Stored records
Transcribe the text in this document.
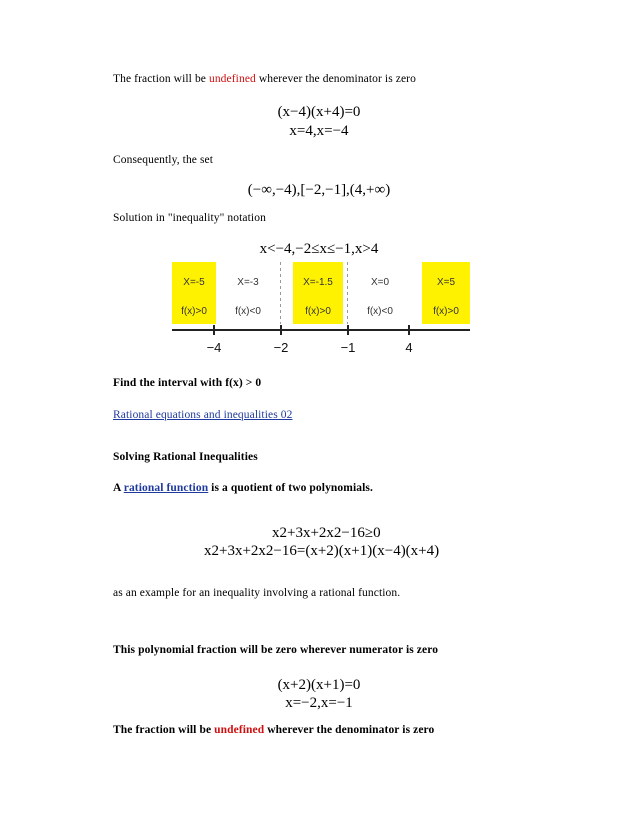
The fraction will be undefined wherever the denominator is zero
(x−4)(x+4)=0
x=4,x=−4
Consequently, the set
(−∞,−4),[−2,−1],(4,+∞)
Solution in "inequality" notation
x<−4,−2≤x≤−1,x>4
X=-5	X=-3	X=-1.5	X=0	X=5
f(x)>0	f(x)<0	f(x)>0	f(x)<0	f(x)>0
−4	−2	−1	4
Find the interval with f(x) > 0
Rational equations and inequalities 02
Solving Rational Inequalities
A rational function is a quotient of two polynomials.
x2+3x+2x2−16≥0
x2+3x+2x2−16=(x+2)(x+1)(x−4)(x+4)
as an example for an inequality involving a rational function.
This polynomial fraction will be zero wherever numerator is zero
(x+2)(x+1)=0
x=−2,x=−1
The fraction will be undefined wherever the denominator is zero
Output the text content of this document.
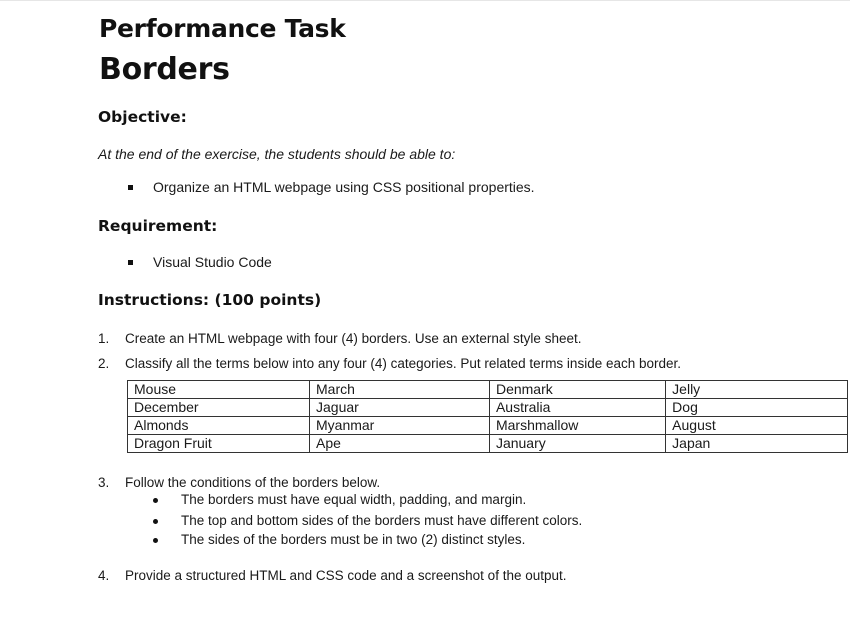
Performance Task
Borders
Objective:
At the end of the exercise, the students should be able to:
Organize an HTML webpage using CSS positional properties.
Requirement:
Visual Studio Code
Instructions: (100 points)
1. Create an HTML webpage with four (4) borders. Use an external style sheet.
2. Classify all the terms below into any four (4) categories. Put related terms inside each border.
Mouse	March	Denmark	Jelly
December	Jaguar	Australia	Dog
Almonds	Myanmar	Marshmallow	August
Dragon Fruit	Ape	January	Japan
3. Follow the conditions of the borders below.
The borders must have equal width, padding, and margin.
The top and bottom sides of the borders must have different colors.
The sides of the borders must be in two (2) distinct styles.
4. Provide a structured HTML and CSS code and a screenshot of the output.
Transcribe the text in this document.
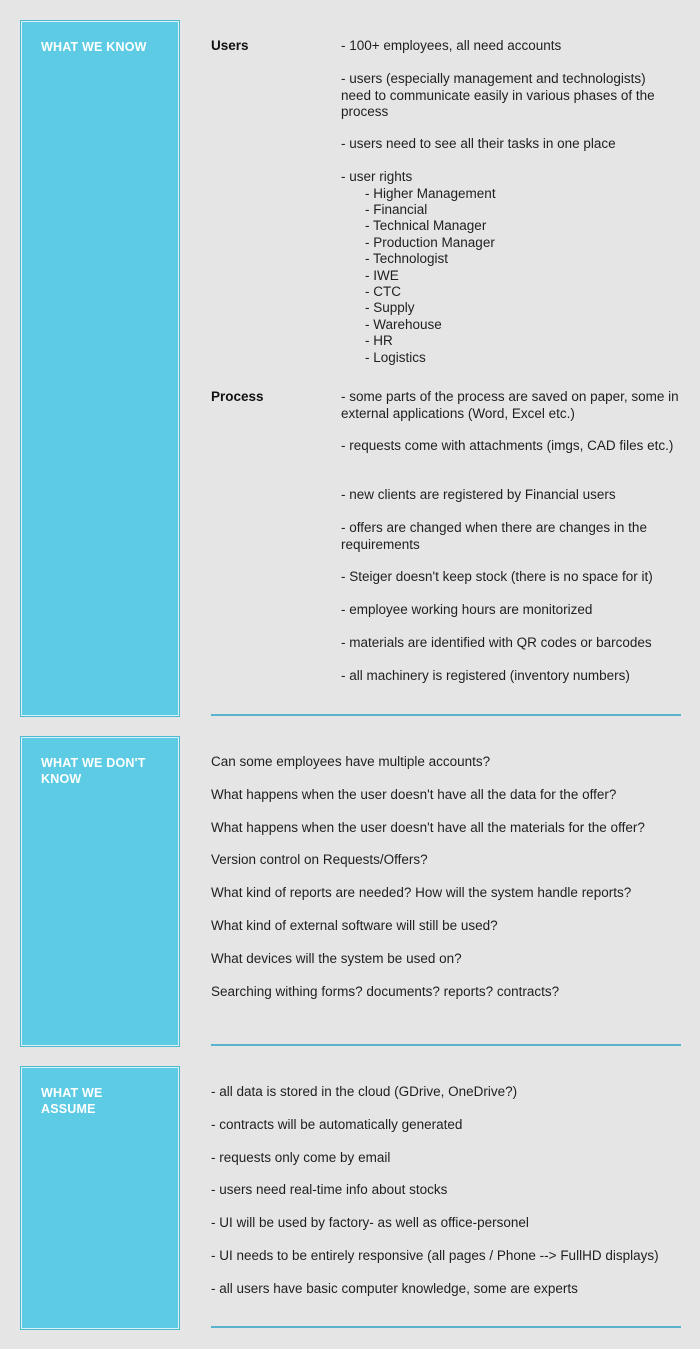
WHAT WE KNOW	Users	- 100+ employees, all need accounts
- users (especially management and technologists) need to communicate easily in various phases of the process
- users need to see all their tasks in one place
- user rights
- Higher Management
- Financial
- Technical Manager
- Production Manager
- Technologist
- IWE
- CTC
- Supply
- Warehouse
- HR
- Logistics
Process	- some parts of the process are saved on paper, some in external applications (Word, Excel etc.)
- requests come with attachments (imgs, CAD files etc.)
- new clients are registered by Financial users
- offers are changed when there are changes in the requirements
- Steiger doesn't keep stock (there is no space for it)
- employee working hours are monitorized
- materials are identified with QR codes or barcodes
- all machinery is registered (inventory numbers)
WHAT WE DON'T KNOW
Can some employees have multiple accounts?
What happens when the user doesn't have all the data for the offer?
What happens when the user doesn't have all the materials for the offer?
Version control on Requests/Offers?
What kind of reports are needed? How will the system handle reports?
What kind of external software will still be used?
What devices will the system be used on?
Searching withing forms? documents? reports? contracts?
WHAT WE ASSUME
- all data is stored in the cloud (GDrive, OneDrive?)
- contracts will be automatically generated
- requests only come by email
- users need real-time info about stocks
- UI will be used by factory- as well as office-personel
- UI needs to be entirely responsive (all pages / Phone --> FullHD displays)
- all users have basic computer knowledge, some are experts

## WHAT IS ASKED
Reproduce each line word for word and drop the pictures.

## IN RESPONSE
Transcribe the text in this document.
The fraction will be undefined wherever the denominator is zero
(x−4)(x+4)=0
x=4,x=−4
Consequently, the set
(−∞,−4),[−2,−1],(4,+∞)
Solution in "inequality" notation
x<−4,−2≤x≤−1,x>4
X=-5	X=-3	X=-1.5	X=0	X=5
f(x)>0	f(x)<0	f(x)>0	f(x)<0	f(x)>0
−4	−2	−1	4
Find the interval with f(x) > 0
Rational equations and inequalities 02
Solving Rational Inequalities
A rational function is a quotient of two polynomials.
x2+3x+2x2−16≥0
x2+3x+2x2−16=(x+2)(x+1)(x−4)(x+4)
as an example for an inequality involving a rational function.
This polynomial fraction will be zero wherever numerator is zero
(x+2)(x+1)=0
x=−2,x=−1
The fraction will be undefined wherever the denominator is zero
Output the text content of this document.
Performance Task
Borders
Objective:
At the end of the exercise, the students should be able to:
Organize an HTML webpage using CSS positional properties.
Requirement:
Visual Studio Code
Instructions: (100 points)
1. Create an HTML webpage with four (4) borders. Use an external style sheet.
2. Classify all the terms below into any four (4) categories. Put related terms inside each border.
Mouse	March	Denmark	Jelly
December	Jaguar	Australia	Dog
Almonds	Myanmar	Marshmallow	August
Dragon Fruit	Ape	January	Japan
3. Follow the conditions of the borders below.
The borders must have equal width, padding, and margin.
The top and bottom sides of the borders must have different colors.
The sides of the borders must be in two (2) distinct styles.
4. Provide a structured HTML and CSS code and a screenshot of the output.
Transcribe the text in this document.
WHAT WE KNOW	Users	- 100+ employees, all need accounts
- users (especially management and technologists) need to communicate easily in various phases of the process
- users need to see all their tasks in one place
- user rights
- Higher Management
- Financial
- Technical Manager
- Production Manager
- Technologist
- IWE
- CTC
- Supply
- Warehouse
- HR
- Logistics
Process	- some parts of the process are saved on paper, some in external applications (Word, Excel etc.)
- requests come with attachments (imgs, CAD files etc.)
- new clients are registered by Financial users
- offers are changed when there are changes in the requirements
- Steiger doesn't keep stock (there is no space for it)
- employee working hours are monitorized
- materials are identified with QR codes or barcodes
- all machinery is registered (inventory numbers)
WHAT WE DON'T KNOW
Can some employees have multiple accounts?
What happens when the user doesn't have all the data for the offer?
What happens when the user doesn't have all the materials for the offer?
Version control on Requests/Offers?
What kind of reports are needed? How will the system handle reports?
What kind of external software will still be used?
What devices will the system be used on?
Searching withing forms? documents? reports? contracts?
WHAT WE ASSUME
- all data is stored in the cloud (GDrive, OneDrive?)
- contracts will be automatically generated
- requests only come by email
- users need real-time info about stocks
- UI will be used by factory- as well as office-personel
- UI needs to be entirely responsive (all pages / Phone --> FullHD displays)
- all users have basic computer knowledge, some are experts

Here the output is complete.